Cuando Edgar Wright nos presenta Última noche en el Soho, uno siente que sus propósitos se dividen en dos frentes. Como ahora verán, el que me interesa tiene que ver con el continente más que con el contenido.

Wright nació para dirigir musicales, y en esta oportunidad, eso se plasma en suntuosas secuencias que fluyen al ritmo de viejos temas de los 60. El punch emocional de esos momentos, cargados de sofisticación, se debe al modo en que la cámara flota y, eventualmente, baila en torno a los personajes. Al contrario que otros cineastas de su generación, más pendientes de los diálogos, parece que Wright está encantado de mostrarnos su creatividad con los auriculares puestos y el volumen a tope. Si me apuran, uno podría disfrutar de esta película enmudeciendo a los actores y desentendiéndose del argumento.

El elenco, dicho sea de paso, logra un desempeño sensacional, tanto en el caso de los intérpretes más jóvenes (Thomasin McKenzie, Anya Taylor-Joy y Matt Smith) como en el de los veteranos (Terence Stamp, Rita Tushingham y Diana Rigg).

La historia que nos cuenta el film podría figurar en antiguas teleseries como La casa del terror o La hora macabra. Poco más o menos, los ingredientes son tres: paranoia, fantasmas y una proyección astral que lleva a la protagonista desde la actualidad a los años sesenta. No se trata de un viaje en el tiempo, sino de un proceso entre psicótico y sobrenatural, que a ratos parece una reencarnación y en otros momentos un espejismo enloquecedor.

El último giro ‒no permitan que nadie se lo cuente antes de ver la película‒ sorprenderá a algunos y decepcionará a otros. Entiendo que la idea central del guión parte de esa frase tan conocida de Sartre, «El infierno son los otros». Sin embargo, lo que me desconcierta es la insensatez con la que se viene a justificar a quien, digámoslo así, es responsable de la sangre vertida en la película.

Todo aquello que me atrae estéticamente de Última noche en el Soho ‒en realidad, una actualización del giallo italiano‒, choca con la decepción que me produce su planteamiento psicológico. ¿En serio le parece a Wright coherente el modo en que se encadena el desenlace?

Entiendo que la idea es que los espectadores seamos un peón más en ese delirio, pero creo que se le ven demasiado las costuras, y sobre todo, las concesiones a ciertos estereotipos contemporáneos. En particular cuando uno advierte que el director también homenajea a otro subgénero bastante sórdido, cultivado en su día por Wes Craven o Meir Zarchi (no lo mencionaré aquí para no desentrañar el engranaje del film).

En resumen, Última noche en el Soho es un producto muy bien coreografiado, cuyos aciertos artísticos compensan, principalmente en su primer tramo, un guión muy tramposo y menos inspirado de lo que parece.

◆ **Datos para procesar**:
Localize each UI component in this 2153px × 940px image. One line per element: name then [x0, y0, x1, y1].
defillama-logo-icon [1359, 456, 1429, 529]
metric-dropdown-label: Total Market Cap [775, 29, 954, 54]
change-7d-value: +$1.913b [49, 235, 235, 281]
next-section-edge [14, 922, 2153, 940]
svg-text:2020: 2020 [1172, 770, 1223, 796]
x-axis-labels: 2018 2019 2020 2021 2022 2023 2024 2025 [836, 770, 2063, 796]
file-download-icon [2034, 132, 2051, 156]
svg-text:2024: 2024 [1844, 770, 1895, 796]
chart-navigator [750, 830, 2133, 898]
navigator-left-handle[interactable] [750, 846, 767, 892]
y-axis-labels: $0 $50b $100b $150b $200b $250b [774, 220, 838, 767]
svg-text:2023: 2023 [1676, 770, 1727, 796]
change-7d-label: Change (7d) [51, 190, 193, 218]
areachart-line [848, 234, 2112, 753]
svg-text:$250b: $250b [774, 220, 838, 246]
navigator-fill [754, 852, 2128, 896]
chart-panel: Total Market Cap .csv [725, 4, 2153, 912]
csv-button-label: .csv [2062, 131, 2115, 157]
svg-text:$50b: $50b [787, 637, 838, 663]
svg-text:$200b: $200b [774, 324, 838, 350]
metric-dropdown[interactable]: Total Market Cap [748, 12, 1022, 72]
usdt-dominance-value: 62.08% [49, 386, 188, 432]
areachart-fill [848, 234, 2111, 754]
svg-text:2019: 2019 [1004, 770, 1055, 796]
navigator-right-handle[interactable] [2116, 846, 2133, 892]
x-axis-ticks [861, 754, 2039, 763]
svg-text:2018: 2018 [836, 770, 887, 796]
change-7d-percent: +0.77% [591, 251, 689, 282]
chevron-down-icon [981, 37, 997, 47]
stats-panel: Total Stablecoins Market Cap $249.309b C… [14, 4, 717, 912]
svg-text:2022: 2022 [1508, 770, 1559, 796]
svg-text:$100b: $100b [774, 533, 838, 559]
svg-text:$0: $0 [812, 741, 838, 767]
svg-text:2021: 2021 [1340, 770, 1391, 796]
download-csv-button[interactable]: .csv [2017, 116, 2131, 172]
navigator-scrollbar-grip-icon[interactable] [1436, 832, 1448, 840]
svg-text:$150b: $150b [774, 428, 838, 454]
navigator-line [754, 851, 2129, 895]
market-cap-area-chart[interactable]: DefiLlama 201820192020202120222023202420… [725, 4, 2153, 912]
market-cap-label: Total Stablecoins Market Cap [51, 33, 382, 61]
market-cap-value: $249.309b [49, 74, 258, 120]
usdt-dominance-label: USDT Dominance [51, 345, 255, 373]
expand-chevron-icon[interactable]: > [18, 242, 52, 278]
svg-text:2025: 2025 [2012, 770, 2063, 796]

◆ **Enunciado escrito 1**: Busca en los registros todas las líneas donde aparece la palabra "chevron" y cópialas tal cual, teniendo en cuenta mayúsculas y minúsculas.
◆ **Enunciado escrito 2**: Sigue escribiendo la reseña de Última noche en el Soho a partir de su última frase.
La reseña de Última noche en el Soho y los registros son materiales distintos, sin relación entre sí.

◆ **Resultado del ejercicio 1**:
chevron-down-icon [981, 37, 997, 47]
expand-chevron-icon[interactable]: > [18, 242, 52, 278]

◆ **Resultado del ejercicio 2**:
Sinopsis

Si pudiera volver atrás en el tiempo, ¿lo haría? O mejor dicho, ¿debería hacerlo?.

Dicen que el pasado es otro país. Un país con las fronteras cerradas. Pero ¿y si no fuera del todo verdad? ¿Qué pasaría si realmente se pudiera entrar en otro tiempo con su torbellino de sensaciones? Esto es exactamente lo que le ocurre a Eloise (Thomasin McKenzie) en el nuevo thriller psicológico de Edgar Wright. La joven acaba de llegar a la gran metrópoli para seguir con sus estudios de moda, pero está obsesionada con el pasado, desearía haber vivido en un tiempo que ya no existe y haber podido experimentar los años sesenta londinenses en toda su gloria. Sin embargo, puede que las insólitas dotes psíquicas de Eloise le ofrezcan una oportunidad bastante más literal de lo esperado.

Al mudarse a la triste residencia universitaria, se siente intimidada por Jocasta (Synnøve Karlsen), su brillante compañera de habitación, y sus descarados amigos. A pesar de los intentos de otro compañero, John (Michael Ajao), para animarla, Eloise no aguanta las interminables fiestas y alquila una habitación en el último piso de una vieja casa propiedad de Ms. Collins (Diana Rigg). Y allí, sin adaptarse del todo, aunque llena de esperanza, Eloise empieza a caer en el sueño de los sesenta.

Pero ¿son sus visiones nocturnas meros sueños? Eloise descubre que habita la vida de Sandie (Anya Taylor-Joy), una aspirante a estrella de los sesenta que se abre camino en el Café de Paris. Sandie canta, baila, actúa, quiere ser famosa y está decidida a que no se la olvide. Sus sueños parecen hacerse realidad cuando conoce al encantador Jack (Matt Smith), un agente que podría presentarle a las personas adecuadas para que su carrera despegue. Eloise la acompaña en una embriagadora aventura en la que se mezclan el primer amor, las luces más brillantes y el mayor sueño.

Eloise no tarda en adoptar a Sandie como modelo y guía; se tiñe el pelo para parecerse más a su heroína y pasa el día esperando el momento en que podrá volver a reunirse con ella en sus sueños. Pero cuando la vida de Sandie se adentra hacia senderos oscuros, parece que Eloise va a seguirla. Los sueños de los sesenta ya no están llenos de luz. Las sombras invaden la vida diurna de Eloise, que lleva el peso de los problemas de Sandie. ¿Se puede cambiar el pasado y salvar a Sandie? ¿Podrá Eloise resolver un misterio de hace décadas antes de que ella también esté en peligro?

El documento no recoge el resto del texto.